:: WHAT TO WORK ON ::
In the records below, find each line containing the word "text" and copy it.

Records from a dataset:
※

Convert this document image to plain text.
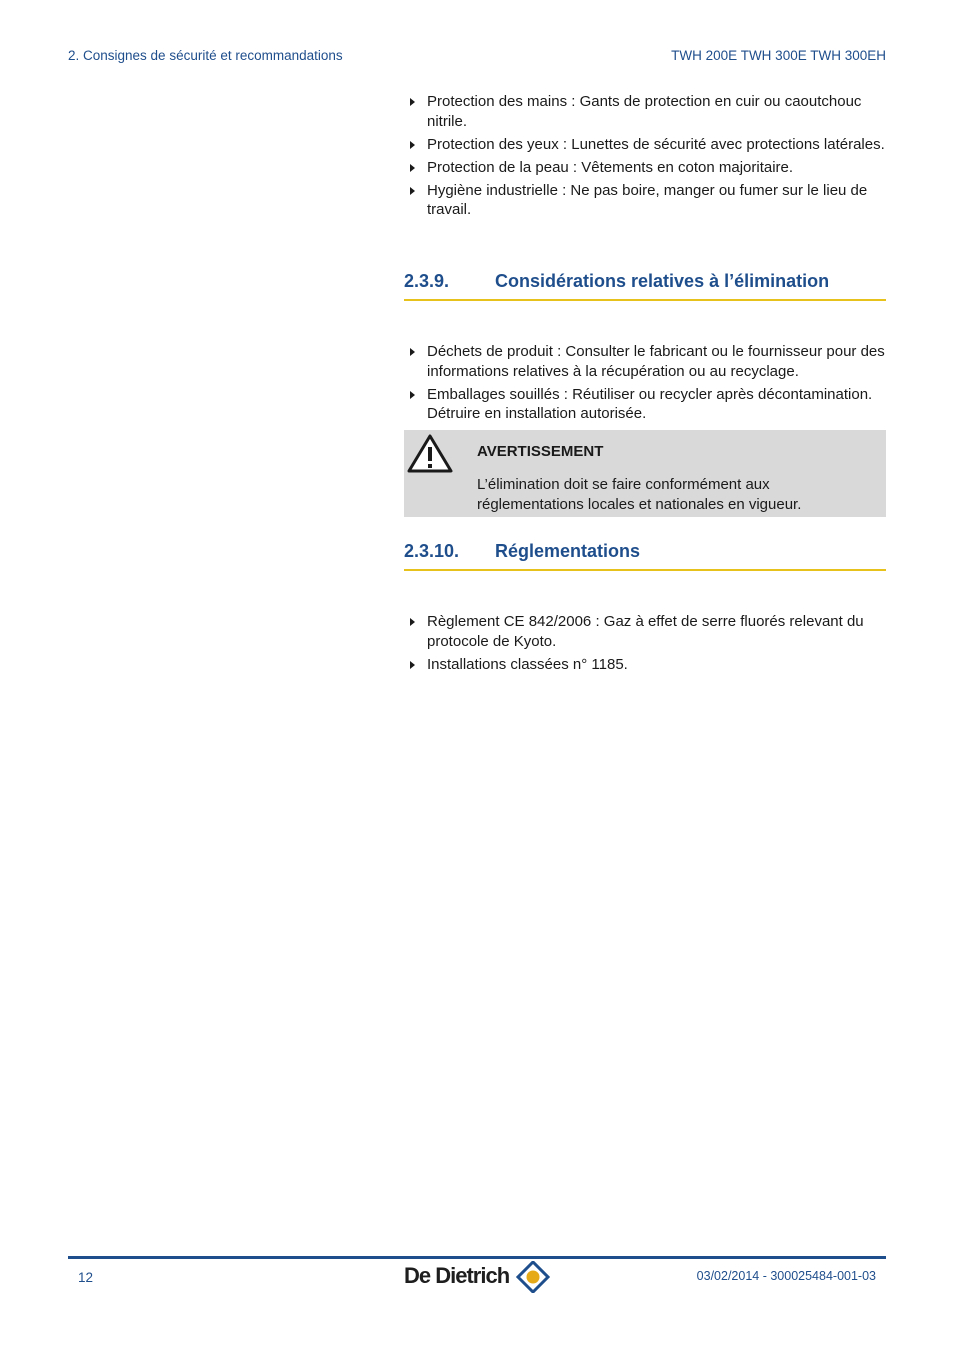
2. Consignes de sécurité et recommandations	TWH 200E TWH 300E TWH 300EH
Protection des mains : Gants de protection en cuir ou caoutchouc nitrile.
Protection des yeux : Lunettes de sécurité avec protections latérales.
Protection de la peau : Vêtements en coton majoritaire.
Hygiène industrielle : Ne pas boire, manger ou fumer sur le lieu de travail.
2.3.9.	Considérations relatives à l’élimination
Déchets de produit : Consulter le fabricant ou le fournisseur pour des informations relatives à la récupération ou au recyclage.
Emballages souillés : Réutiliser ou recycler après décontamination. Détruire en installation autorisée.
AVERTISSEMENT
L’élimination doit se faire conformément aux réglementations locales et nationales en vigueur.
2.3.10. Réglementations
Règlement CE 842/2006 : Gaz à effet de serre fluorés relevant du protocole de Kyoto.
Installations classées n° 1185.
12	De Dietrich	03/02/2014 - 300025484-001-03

※

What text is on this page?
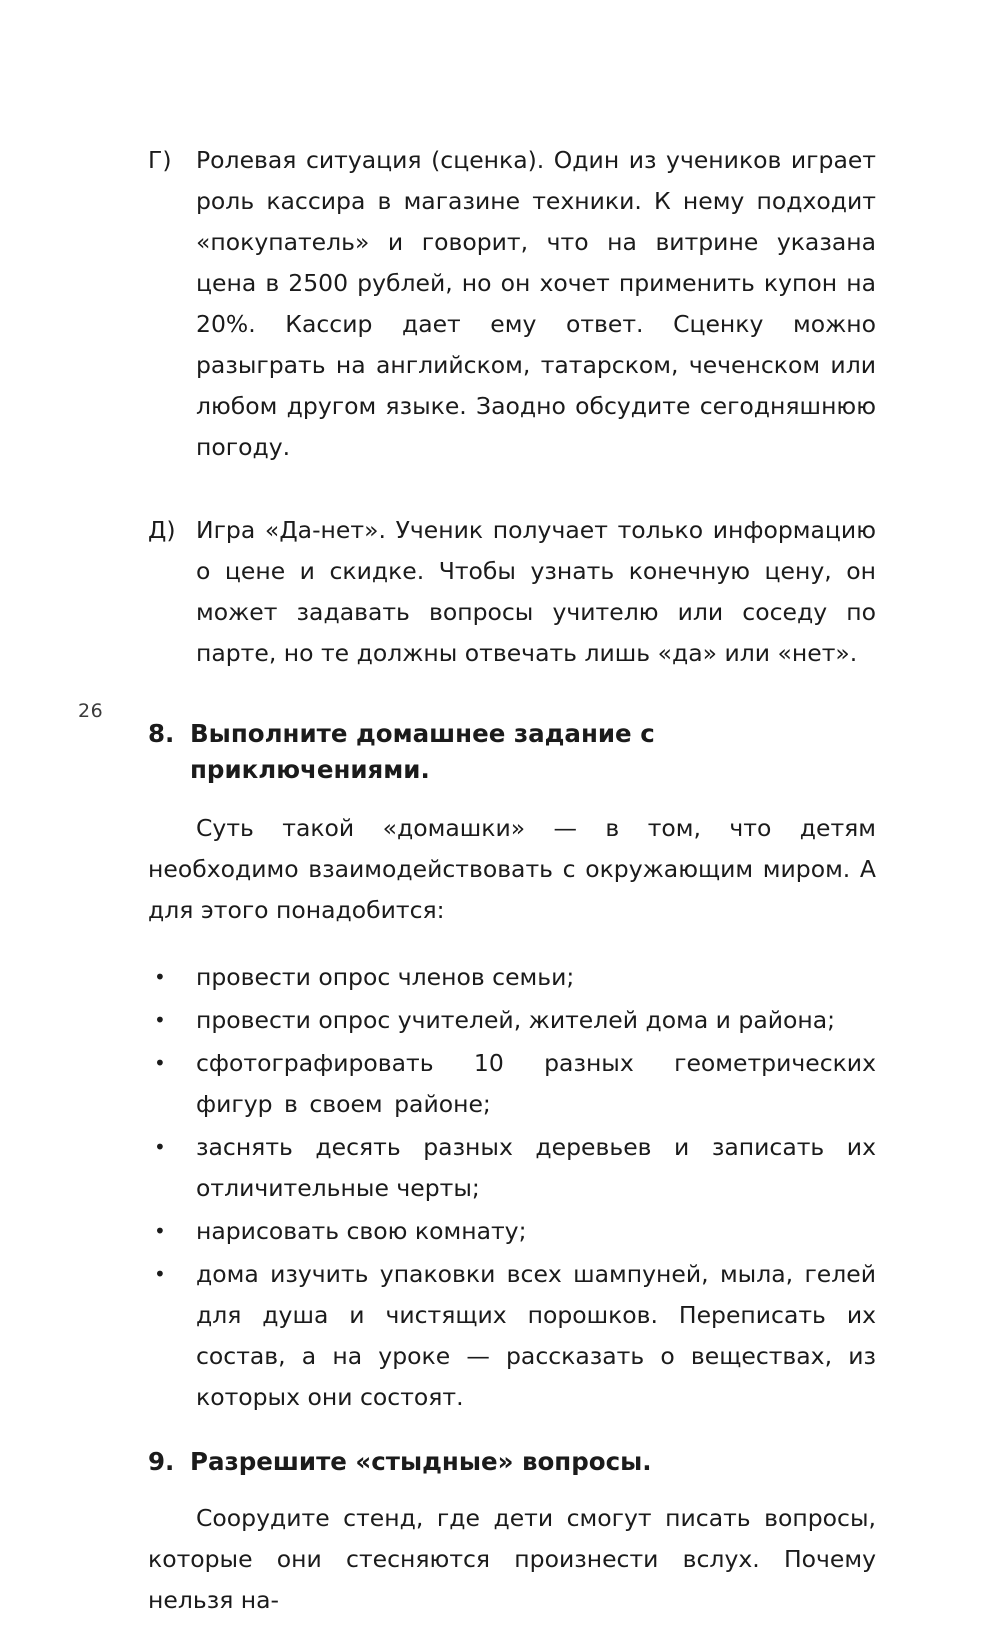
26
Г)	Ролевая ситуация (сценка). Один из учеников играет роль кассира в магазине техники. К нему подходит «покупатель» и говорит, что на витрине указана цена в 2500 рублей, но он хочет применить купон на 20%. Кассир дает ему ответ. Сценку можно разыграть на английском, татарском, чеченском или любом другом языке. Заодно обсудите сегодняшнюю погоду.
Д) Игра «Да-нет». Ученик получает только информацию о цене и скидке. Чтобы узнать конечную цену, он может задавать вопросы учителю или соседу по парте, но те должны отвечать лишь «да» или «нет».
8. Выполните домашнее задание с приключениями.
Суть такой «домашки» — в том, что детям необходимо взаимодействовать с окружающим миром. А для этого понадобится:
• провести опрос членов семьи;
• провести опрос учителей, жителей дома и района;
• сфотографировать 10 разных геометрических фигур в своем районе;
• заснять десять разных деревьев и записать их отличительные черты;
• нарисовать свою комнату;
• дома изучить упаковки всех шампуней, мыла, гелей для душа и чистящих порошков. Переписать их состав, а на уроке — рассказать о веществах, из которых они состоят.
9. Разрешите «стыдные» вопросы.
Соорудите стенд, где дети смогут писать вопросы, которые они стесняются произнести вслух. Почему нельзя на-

※

:: CORRECT OUTPUT ::
Convert this document image to plain text.
What text is on this page?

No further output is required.